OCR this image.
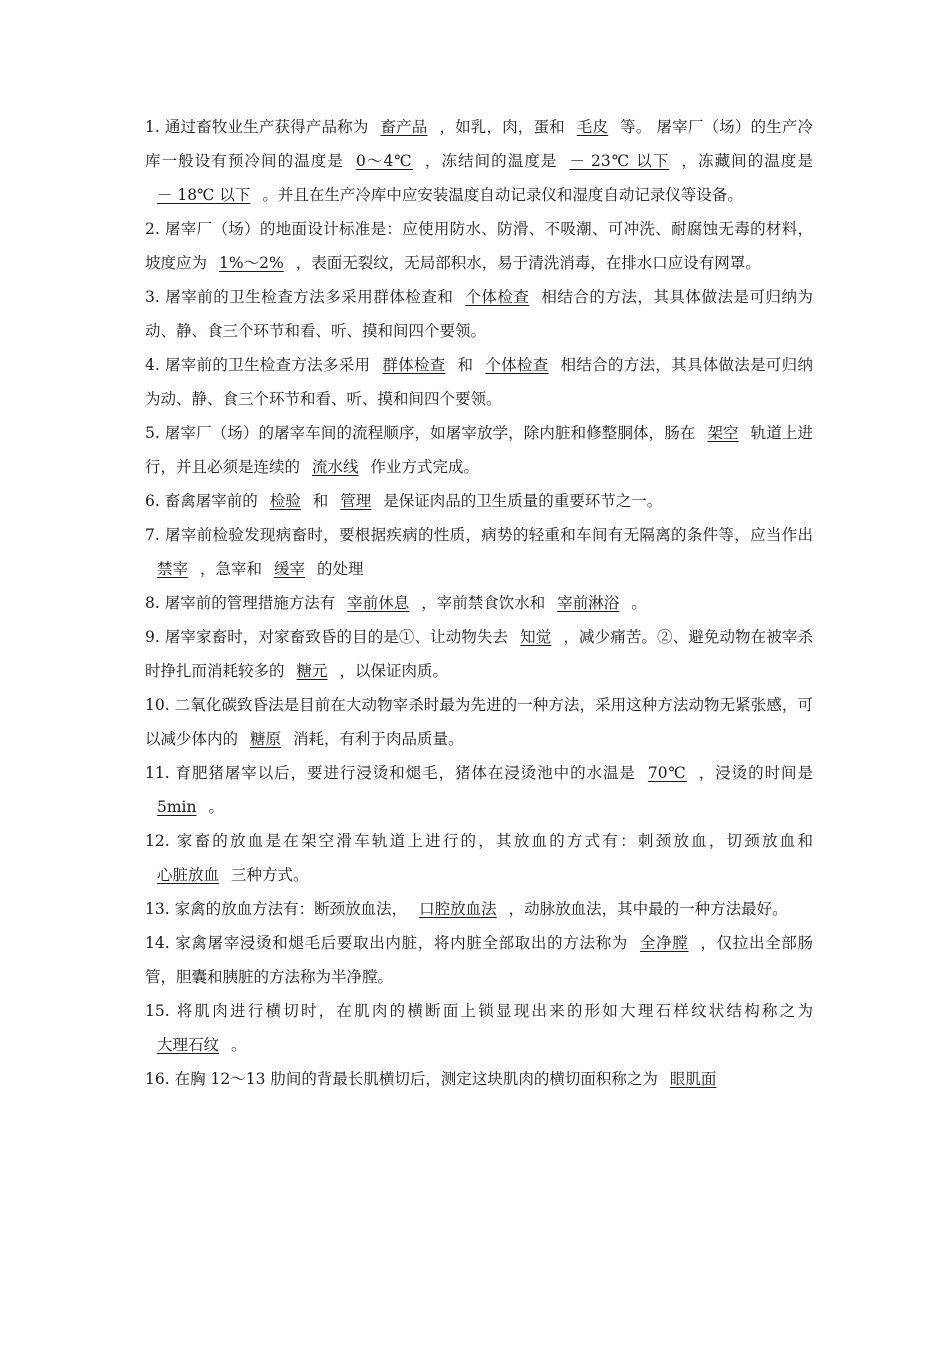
1. 通过畜牧业生产获得产品称为 畜产品 ，如乳，肉，蛋和 毛皮 等。 屠宰厂（场）的生产冷库一般设有预冷间的温度是 0～4℃ ，冻结间的温度是 － 23℃ 以下 ，冻藏间的温度是－ 18℃ 以下 。并且在生产冷库中应安装温度自动记录仪和湿度自动记录仪等设备。

2. 屠宰厂（场）的地面设计标准是：应使用防水、防滑、不吸潮、可冲洗、耐腐蚀无毒的材料，坡度应为 1%～2% ，表面无裂纹，无局部积水，易于清洗消毒，在排水口应设有网罩。

3. 屠宰前的卫生检查方法多采用群体检查和 个体检查 相结合的方法，其具体做法是可归纳为动、静、食三个环节和看、听、摸和间四个要领。

4. 屠宰前的卫生检查方法多采用 群体检查 和 个体检查 相结合的方法，其具体做法是可归纳为动、静、食三个环节和看、听、摸和间四个要领。

5. 屠宰厂（场）的屠宰车间的流程顺序，如屠宰放学，除内脏和修整胴体，肠在 架空 轨道上进行，并且必须是连续的 流水线 作业方式完成。

6. 畜禽屠宰前的 检验 和 管理 是保证肉品的卫生质量的重要环节之一。

7. 屠宰前检验发现病畜时，要根据疾病的性质，病势的轻重和车间有无隔离的条件等，应当作出禁宰 ，急宰和 缓宰 的处理

8. 屠宰前的管理措施方法有 宰前休息 ，宰前禁食饮水和 宰前淋浴 。

9. 屠宰家畜时，对家畜致昏的目的是①、让动物失去 知觉 ，减少痛苦。②、避免动物在被宰杀时挣扎而消耗较多的 糖元 ，以保证肉质。

10. 二氧化碳致昏法是目前在大动物宰杀时最为先进的一种方法，采用这种方法动物无紧张感，可以减少体内的 糖原 消耗，有利于肉品质量。

11. 育肥猪屠宰以后，要进行浸烫和煺毛，猪体在浸烫池中的水温是 70℃ ，浸烫的时间是5min 。

12. 家畜的放血是在架空滑车轨道上进行的，其放血的方式有：刺颈放血，切颈放血和心脏放血 三种方式。

13. 家禽的放血方法有：断颈放血法， 口腔放血法 ，动脉放血法，其中最的一种方法最好。

14. 家禽屠宰浸烫和煺毛后要取出内脏，将内脏全部取出的方法称为 全净膛 ，仅拉出全部肠管，胆囊和胰脏的方法称为半净膛。

15. 将肌肉进行横切时，在肌肉的横断面上锁显现出来的形如大理石样纹状结构称之为大理石纹 。

16. 在胸 12～13 肋间的背最长肌横切后，测定这块肌肉的横切面积称之为 眼肌面
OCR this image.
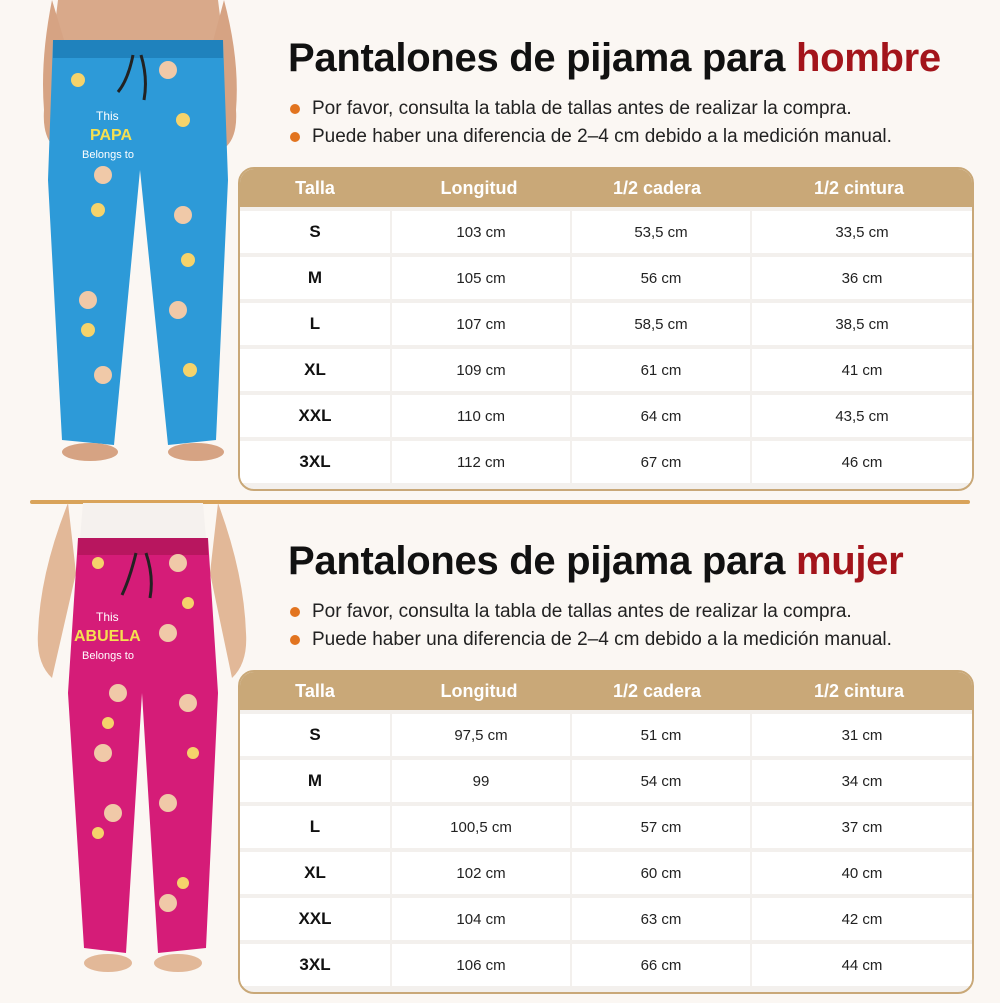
This
PAPA
Belongs to
Pantalones de pijama para hombre
Por favor, consulta la tabla de tallas antes de realizar la compra.
Puede haber una diferencia de 2–4 cm debido a la medición manual.
Talla	Longitud	1/2 cadera	1/2 cintura
S	103 cm	53,5 cm	33,5 cm
M	105 cm	56 cm	36 cm
L	107 cm	58,5 cm	38,5 cm
XL	109 cm	61 cm	41 cm
XXL	110 cm	64 cm	43,5 cm
3XL	112 cm	67 cm	46 cm
This
ABUELA
Belongs to
Pantalones de pijama para mujer
Por favor, consulta la tabla de tallas antes de realizar la compra.
Puede haber una diferencia de 2–4 cm debido a la medición manual.
Talla	Longitud	1/2 cadera	1/2 cintura
S	97,5 cm	51 cm	31 cm
M	99	54 cm	34 cm
L	100,5 cm	57 cm	37 cm
XL	102 cm	60 cm	40 cm
XXL	104 cm	63 cm	42 cm
3XL	106 cm	66 cm	44 cm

- [What is asked] Omit any images, then output the listing exactly.

- [Task solution]
OCR this image.
1. 通过畜牧业生产获得产品称为 畜产品 ，如乳，肉，蛋和 毛皮 等。 屠宰厂（场）的生产冷库一般设有预冷间的温度是 0～4℃ ，冻结间的温度是 － 23℃ 以下 ，冻藏间的温度是－ 18℃ 以下 。并且在生产冷库中应安装温度自动记录仪和湿度自动记录仪等设备。

2. 屠宰厂（场）的地面设计标准是：应使用防水、防滑、不吸潮、可冲洗、耐腐蚀无毒的材料，坡度应为 1%～2% ，表面无裂纹，无局部积水，易于清洗消毒，在排水口应设有网罩。

3. 屠宰前的卫生检查方法多采用群体检查和 个体检查 相结合的方法，其具体做法是可归纳为动、静、食三个环节和看、听、摸和间四个要领。

4. 屠宰前的卫生检查方法多采用 群体检查 和 个体检查 相结合的方法，其具体做法是可归纳为动、静、食三个环节和看、听、摸和间四个要领。

5. 屠宰厂（场）的屠宰车间的流程顺序，如屠宰放学，除内脏和修整胴体，肠在 架空 轨道上进行，并且必须是连续的 流水线 作业方式完成。

6. 畜禽屠宰前的 检验 和 管理 是保证肉品的卫生质量的重要环节之一。

7. 屠宰前检验发现病畜时，要根据疾病的性质，病势的轻重和车间有无隔离的条件等，应当作出禁宰 ，急宰和 缓宰 的处理

8. 屠宰前的管理措施方法有 宰前休息 ，宰前禁食饮水和 宰前淋浴 。

9. 屠宰家畜时，对家畜致昏的目的是①、让动物失去 知觉 ，减少痛苦。②、避免动物在被宰杀时挣扎而消耗较多的 糖元 ，以保证肉质。

10. 二氧化碳致昏法是目前在大动物宰杀时最为先进的一种方法，采用这种方法动物无紧张感，可以减少体内的 糖原 消耗，有利于肉品质量。

11. 育肥猪屠宰以后，要进行浸烫和煺毛，猪体在浸烫池中的水温是 70℃ ，浸烫的时间是5min 。

12. 家畜的放血是在架空滑车轨道上进行的，其放血的方式有：刺颈放血，切颈放血和心脏放血 三种方式。

13. 家禽的放血方法有：断颈放血法， 口腔放血法 ，动脉放血法，其中最的一种方法最好。

14. 家禽屠宰浸烫和煺毛后要取出内脏，将内脏全部取出的方法称为 全净膛 ，仅拉出全部肠管，胆囊和胰脏的方法称为半净膛。

15. 将肌肉进行横切时，在肌肉的横断面上锁显现出来的形如大理石样纹状结构称之为大理石纹 。

16. 在胸 12～13 肋间的背最长肌横切后，测定这块肌肉的横切面积称之为 眼肌面
OCR this image.
This
PAPA
Belongs to
Pantalones de pijama para hombre
Por favor, consulta la tabla de tallas antes de realizar la compra.
Puede haber una diferencia de 2–4 cm debido a la medición manual.
Talla	Longitud	1/2 cadera	1/2 cintura
S	103 cm	53,5 cm	33,5 cm
M	105 cm	56 cm	36 cm
L	107 cm	58,5 cm	38,5 cm
XL	109 cm	61 cm	41 cm
XXL	110 cm	64 cm	43,5 cm
3XL	112 cm	67 cm	46 cm
This
ABUELA
Belongs to
Pantalones de pijama para mujer
Por favor, consulta la tabla de tallas antes de realizar la compra.
Puede haber una diferencia de 2–4 cm debido a la medición manual.
Talla	Longitud	1/2 cadera	1/2 cintura
S	97,5 cm	51 cm	31 cm
M	99	54 cm	34 cm
L	100,5 cm	57 cm	37 cm
XL	102 cm	60 cm	40 cm
XXL	104 cm	63 cm	42 cm
3XL	106 cm	66 cm	44 cm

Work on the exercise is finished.